* begin Provided records *
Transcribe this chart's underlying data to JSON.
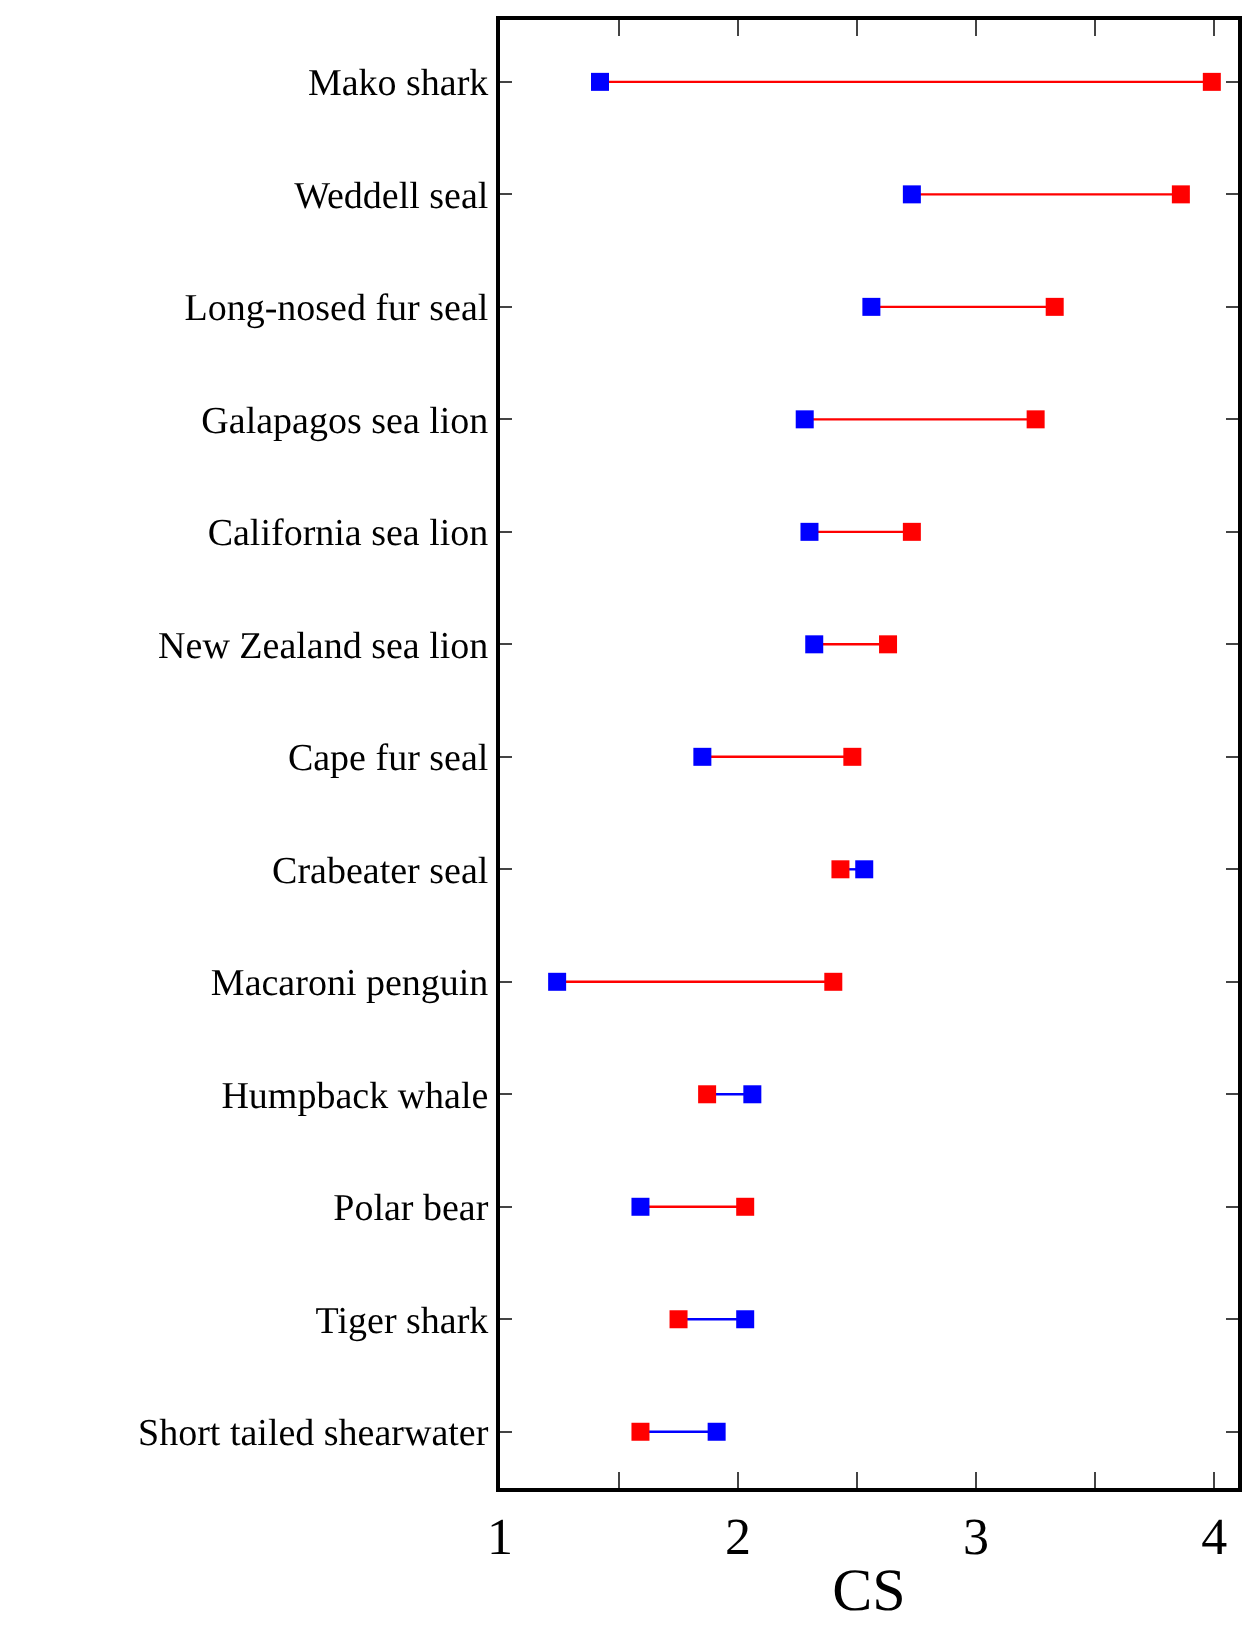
{
  "chart_data": {
    "type": "scatter",
    "orientation": "horizontal",
    "xlabel": "CS",
    "categories": [
      "Mako shark",
      "Weddell seal",
      "Long-nosed fur seal",
      "Galapagos sea lion",
      "California sea lion",
      "New Zealand sea lion",
      "Cape fur seal",
      "Crabeater seal",
      "Macaroni penguin",
      "Humpback whale",
      "Polar bear",
      "Tiger shark",
      "Short tailed shearwater"
    ],
    "series": [
      {
        "color": "#ff0000",
        "values": [
          3.99,
          3.86,
          3.33,
          3.25,
          2.73,
          2.63,
          2.48,
          2.43,
          2.4,
          1.87,
          2.03,
          1.75,
          1.59
        ]
      },
      {
        "color": "#0000ff",
        "values": [
          1.42,
          2.73,
          2.56,
          2.28,
          2.3,
          2.32,
          1.85,
          2.53,
          1.24,
          2.06,
          1.59,
          2.03,
          1.91
        ]
      }
    ],
    "marker": "square",
    "xlim": [
      1,
      4.1
    ],
    "xticks": [
      1,
      {
        "value": 1.5,
        "label": null
      },
      2,
      {
        "value": 2.5,
        "label": null
      },
      3,
      {
        "value": 3.5,
        "label": null
      },
      4
    ],
    "grid": false
  }
}
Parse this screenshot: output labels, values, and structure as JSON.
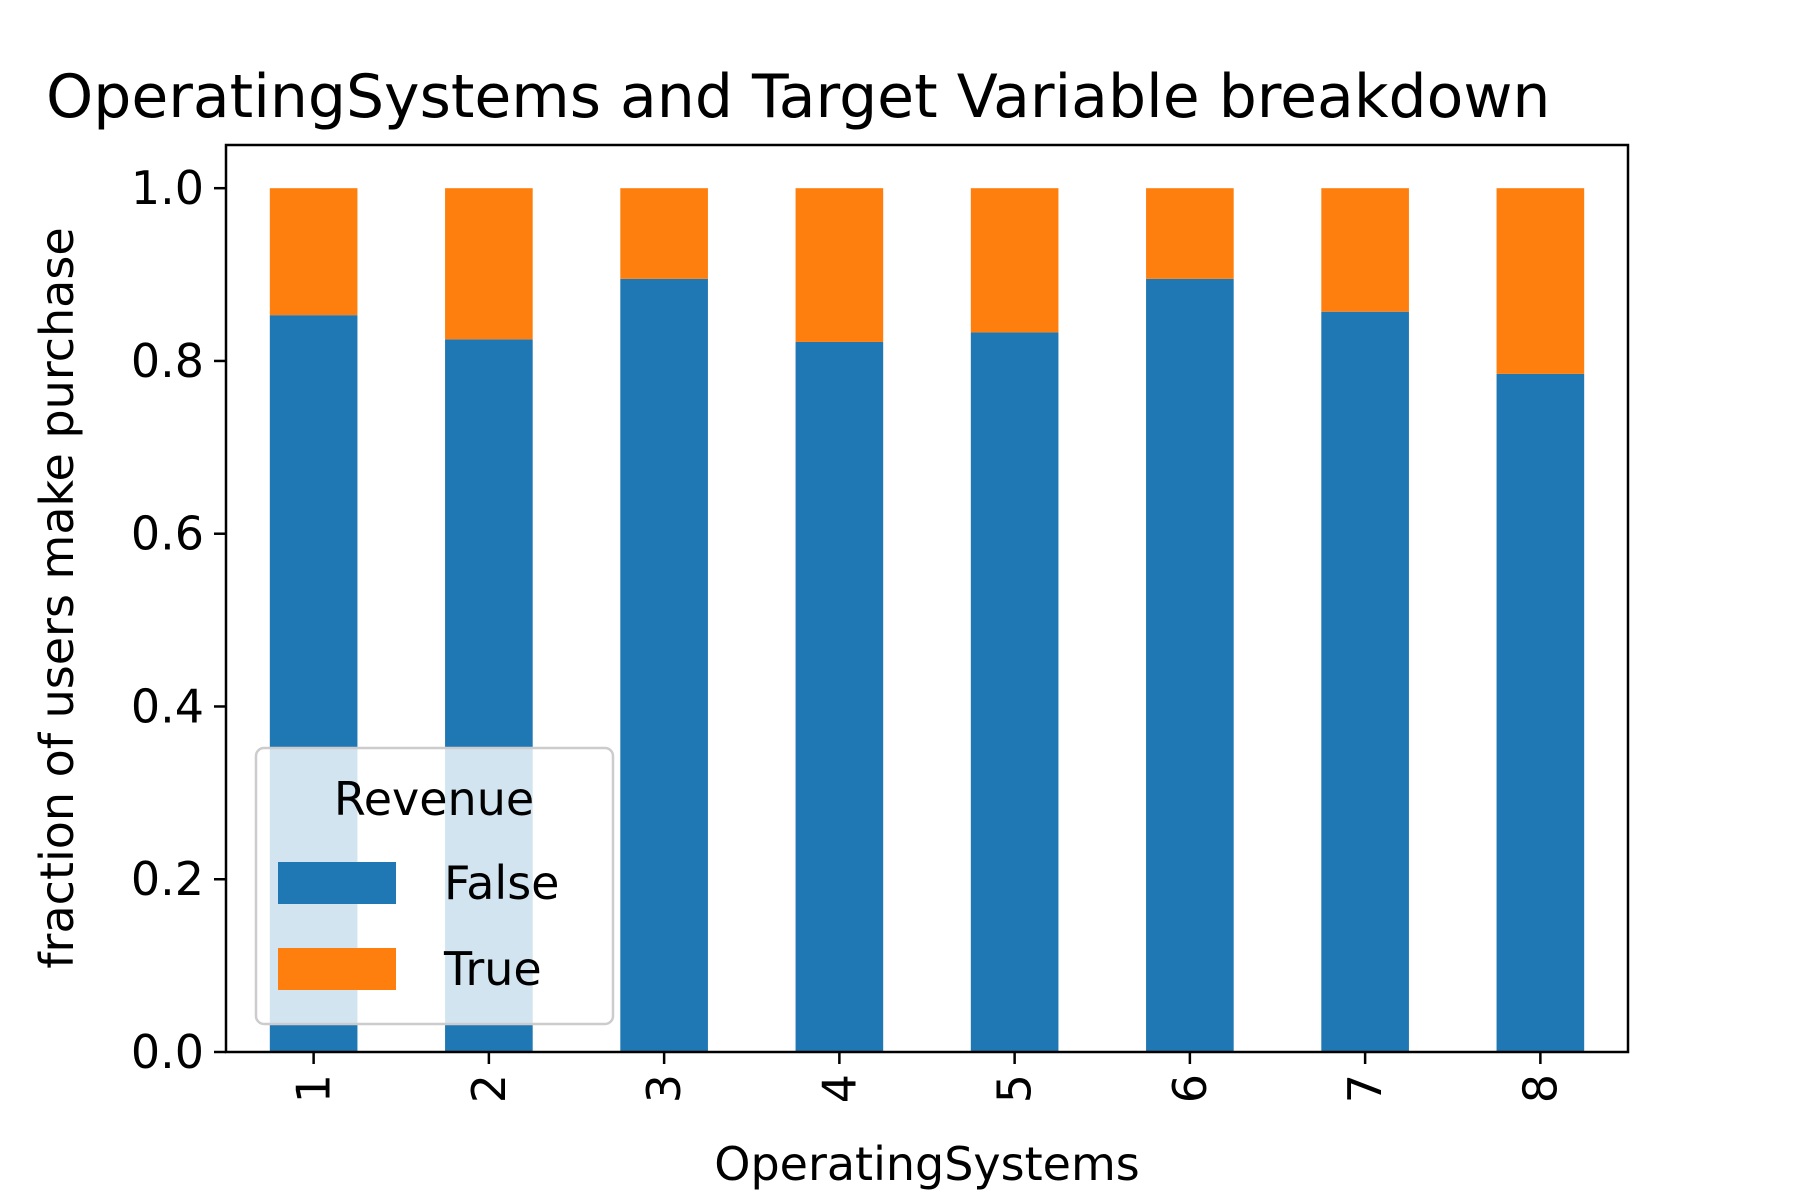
{
  "chart_data": {
    "type": "bar",
    "stacked": true,
    "title": "OperatingSystems and Target Variable breakdown",
    "xlabel": "OperatingSystems",
    "ylabel": "fraction of users make purchase",
    "categories": [
      "1",
      "2",
      "3",
      "4",
      "5",
      "6",
      "7",
      "8"
    ],
    "ylim": [
      0,
      1.05
    ],
    "yticks": [
      "0.0",
      "0.2",
      "0.4",
      "0.6",
      "0.8",
      "1.0"
    ],
    "grid": false,
    "legend": {
      "title": "Revenue",
      "placement": "lower-left"
    },
    "series": [
      {
        "name": "False",
        "color": "#1f77b4",
        "values": [
          0.853,
          0.825,
          0.895,
          0.822,
          0.833,
          0.895,
          0.857,
          0.785
        ]
      },
      {
        "name": "True",
        "color": "#ff7f0e",
        "values": [
          0.147,
          0.175,
          0.105,
          0.178,
          0.167,
          0.105,
          0.143,
          0.215
        ]
      }
    ]
  }
}
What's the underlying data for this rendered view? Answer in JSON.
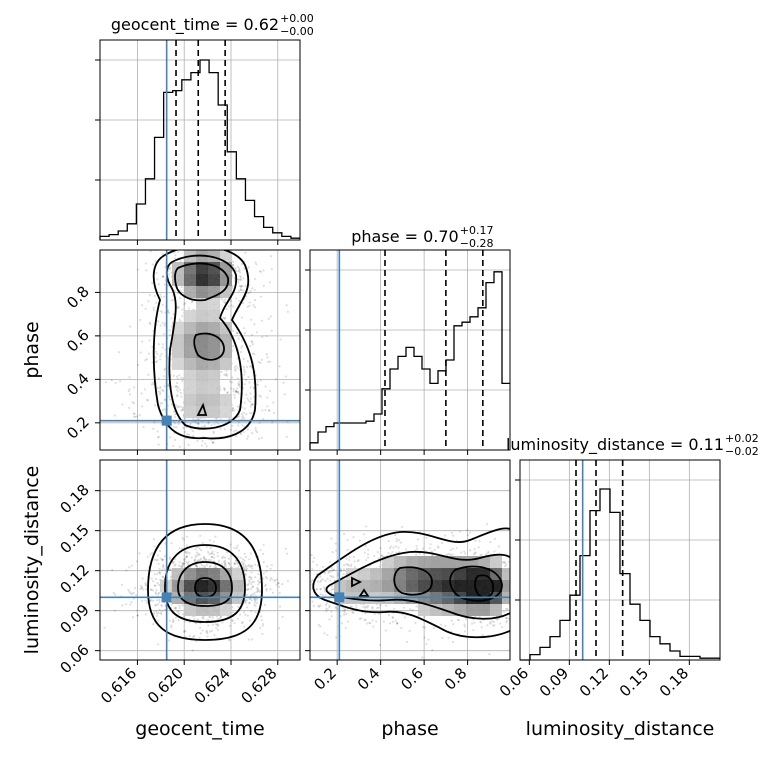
{
  "chart_data": {
    "type": "corner",
    "parameters": [
      "geocent_time",
      "phase",
      "luminosity_distance"
    ],
    "truths": {
      "geocent_time": 0.6185,
      "phase": 0.21,
      "luminosity_distance": 0.1
    },
    "truth_color": "#4682b4",
    "ranges": {
      "geocent_time": [
        0.6128,
        0.6299
      ],
      "phase": [
        0.075,
        0.995
      ],
      "luminosity_distance": [
        0.053,
        0.203
      ]
    },
    "titles": [
      {
        "param": "geocent_time",
        "prefix": "geocent_time = 0.62",
        "plus": "+0.00",
        "minus": "−0.00"
      },
      {
        "param": "phase",
        "prefix": "phase = 0.70",
        "plus": "+0.17",
        "minus": "−0.28"
      },
      {
        "param": "luminosity_distance",
        "prefix": "luminosity_distance = 0.11",
        "plus": "+0.02",
        "minus": "−0.02"
      }
    ],
    "xlabels": [
      "geocent_time",
      "phase",
      "luminosity_distance"
    ],
    "ylabels": [
      {
        "row": 1,
        "text": "phase"
      },
      {
        "row": 2,
        "text": "luminosity_distance"
      }
    ],
    "ticks": {
      "geocent_time": [
        "0.616",
        "0.620",
        "0.624",
        "0.628"
      ],
      "phase": [
        "0.2",
        "0.4",
        "0.6",
        "0.8"
      ],
      "luminosity_distance": [
        "0.06",
        "0.09",
        "0.12",
        "0.15",
        "0.18"
      ]
    },
    "quantiles": {
      "geocent_time": [
        0.6193,
        0.6212,
        0.6235
      ],
      "phase": [
        0.42,
        0.7,
        0.87
      ],
      "luminosity_distance": [
        0.095,
        0.11,
        0.13
      ]
    },
    "histograms": {
      "geocent_time": [
        0.02,
        0.03,
        0.05,
        0.09,
        0.2,
        0.34,
        0.57,
        0.82,
        0.83,
        0.89,
        0.93,
        1.0,
        0.93,
        0.75,
        0.49,
        0.34,
        0.22,
        0.13,
        0.07,
        0.04,
        0.02,
        0.01
      ],
      "phase": [
        0.04,
        0.1,
        0.13,
        0.15,
        0.15,
        0.15,
        0.15,
        0.16,
        0.2,
        0.34,
        0.45,
        0.52,
        0.57,
        0.52,
        0.45,
        0.37,
        0.44,
        0.5,
        0.69,
        0.71,
        0.74,
        0.79,
        0.93,
        0.99,
        0.37
      ],
      "luminosity_distance": [
        0.0,
        0.03,
        0.07,
        0.13,
        0.22,
        0.36,
        0.58,
        0.83,
        0.95,
        0.82,
        0.48,
        0.31,
        0.22,
        0.13,
        0.09,
        0.05,
        0.02,
        0.02,
        0.01,
        0.01
      ]
    }
  }
}
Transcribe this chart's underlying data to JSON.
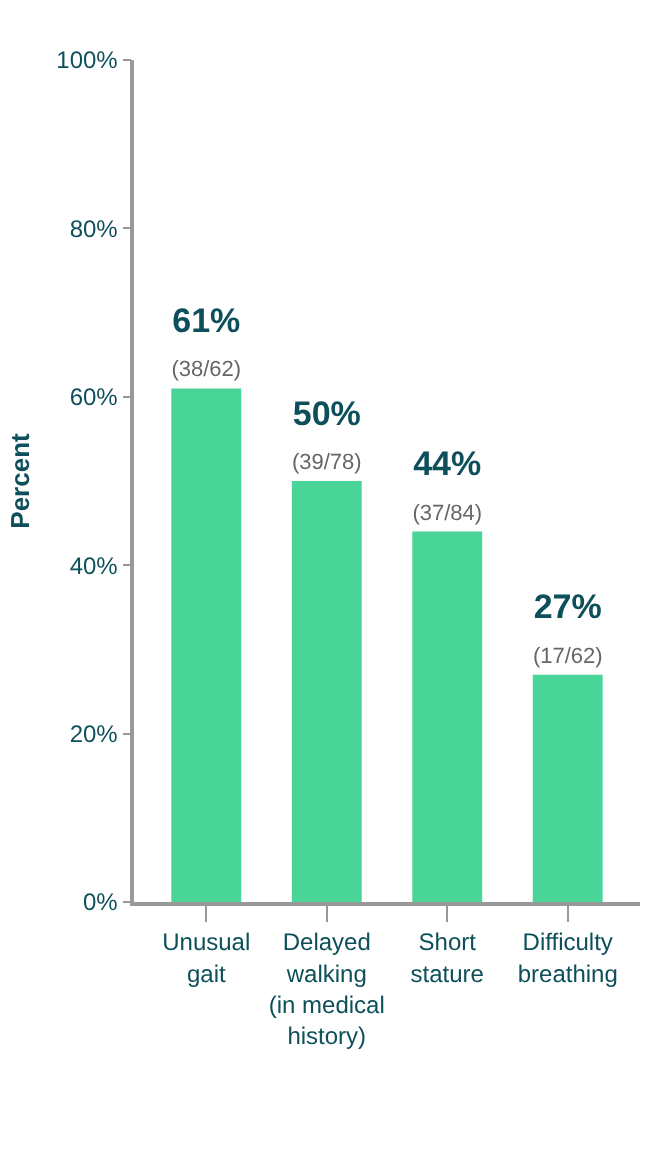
{
  "chart_data": {
    "type": "bar",
    "ylabel": "Percent",
    "categories": [
      "Unusual\ngait",
      "Delayed\nwalking\n(in medical\nhistory)",
      "Short\nstature",
      "Difficulty\nbreathing"
    ],
    "values": [
      61,
      50,
      44,
      27
    ],
    "color": "#48d597",
    "value_labels": [
      "61%\n(38/62)",
      "50%\n(39/78)",
      "44%\n(37/84)",
      "27%\n(17/62)"
    ],
    "ylim": [
      0,
      100
    ],
    "yticks": [
      {
        "value": 0,
        "label": "0%"
      },
      {
        "value": 20,
        "label": "20%"
      },
      {
        "value": 40,
        "label": "40%"
      },
      {
        "value": 60,
        "label": "60%"
      },
      {
        "value": 80,
        "label": "80%"
      },
      {
        "value": 100,
        "label": "100%"
      }
    ],
    "grid": false
  }
}
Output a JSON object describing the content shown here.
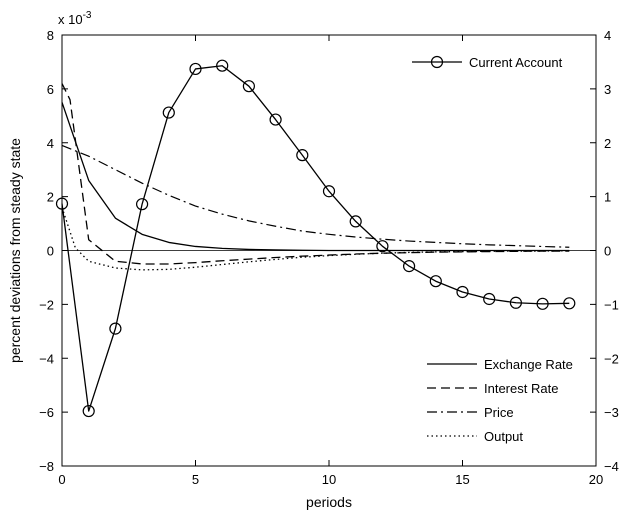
{
  "chart_data": {
    "type": "line",
    "xlabel": "periods",
    "ylabel": "percent deviations from steady state",
    "y_exponent_label": "x 10",
    "y_exponent_power": "-3",
    "xlim": [
      0,
      20
    ],
    "ylim_left": [
      -8,
      8
    ],
    "ylim_right": [
      -4,
      4
    ],
    "x_ticks": [
      0,
      5,
      10,
      15,
      20
    ],
    "y_ticks_left": [
      -8,
      -6,
      -4,
      -2,
      0,
      2,
      4,
      6,
      8
    ],
    "y_ticks_right": [
      -4,
      -3,
      -2,
      -1,
      0,
      1,
      2,
      3,
      4
    ],
    "grid": false,
    "zero_line": true,
    "legends": [
      {
        "placement": "top-right",
        "entries": [
          "Current Account"
        ]
      },
      {
        "placement": "bottom-right",
        "entries": [
          "Exchange Rate",
          "Interest Rate",
          "Price",
          "Output"
        ]
      }
    ],
    "series": [
      {
        "name": "Current Account",
        "axis": "right",
        "style": "solid-circle",
        "x": [
          0,
          1,
          2,
          3,
          4,
          5,
          6,
          7,
          8,
          9,
          10,
          11,
          12,
          13,
          14,
          15,
          16,
          17,
          18,
          19
        ],
        "values": [
          0.87,
          -2.98,
          -1.45,
          0.86,
          2.56,
          3.37,
          3.43,
          3.05,
          2.43,
          1.77,
          1.1,
          0.54,
          0.08,
          -0.29,
          -0.57,
          -0.77,
          -0.9,
          -0.97,
          -0.99,
          -0.98
        ]
      },
      {
        "name": "Exchange Rate",
        "axis": "left",
        "style": "solid",
        "x": [
          0,
          1,
          2,
          3,
          4,
          5,
          6,
          7,
          8,
          9,
          10,
          11,
          12,
          13,
          14,
          15,
          16,
          17,
          18,
          19
        ],
        "values": [
          5.5,
          2.6,
          1.2,
          0.6,
          0.3,
          0.15,
          0.08,
          0.04,
          0.02,
          0.01,
          0.0,
          0.0,
          0.0,
          0.0,
          0.0,
          0.0,
          0.0,
          0.0,
          0.0,
          0.0
        ]
      },
      {
        "name": "Interest Rate",
        "axis": "left",
        "style": "dashed",
        "x": [
          0,
          0.3,
          1,
          2,
          3,
          4,
          5,
          6,
          7,
          8,
          9,
          10,
          11,
          12,
          13,
          14,
          15,
          16,
          17,
          18,
          19
        ],
        "values": [
          6.2,
          5.6,
          0.4,
          -0.4,
          -0.5,
          -0.5,
          -0.45,
          -0.38,
          -0.32,
          -0.26,
          -0.21,
          -0.17,
          -0.13,
          -0.1,
          -0.08,
          -0.06,
          -0.05,
          -0.04,
          -0.03,
          -0.02,
          -0.02
        ]
      },
      {
        "name": "Price",
        "axis": "left",
        "style": "dash-dot",
        "x": [
          0,
          1,
          2,
          3,
          4,
          5,
          6,
          7,
          8,
          9,
          10,
          11,
          12,
          13,
          14,
          15,
          16,
          17,
          18,
          19
        ],
        "values": [
          3.9,
          3.5,
          3.0,
          2.5,
          2.05,
          1.65,
          1.35,
          1.1,
          0.9,
          0.72,
          0.6,
          0.5,
          0.42,
          0.35,
          0.3,
          0.25,
          0.21,
          0.18,
          0.15,
          0.12
        ]
      },
      {
        "name": "Output",
        "axis": "left",
        "style": "dotted",
        "x": [
          0,
          0.5,
          1,
          2,
          3,
          4,
          5,
          6,
          7,
          8,
          9,
          10,
          11,
          12,
          13,
          14,
          15,
          16,
          17,
          18,
          19
        ],
        "values": [
          1.6,
          0.1,
          -0.4,
          -0.65,
          -0.72,
          -0.7,
          -0.62,
          -0.52,
          -0.42,
          -0.33,
          -0.25,
          -0.19,
          -0.14,
          -0.1,
          -0.07,
          -0.05,
          -0.04,
          -0.03,
          -0.02,
          -0.02,
          -0.01
        ]
      }
    ]
  }
}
* end Provided records *
* [Aim] Say how many lines in this listing hold the string "Account", giving the count and nothing more.

* [Output for this task] 2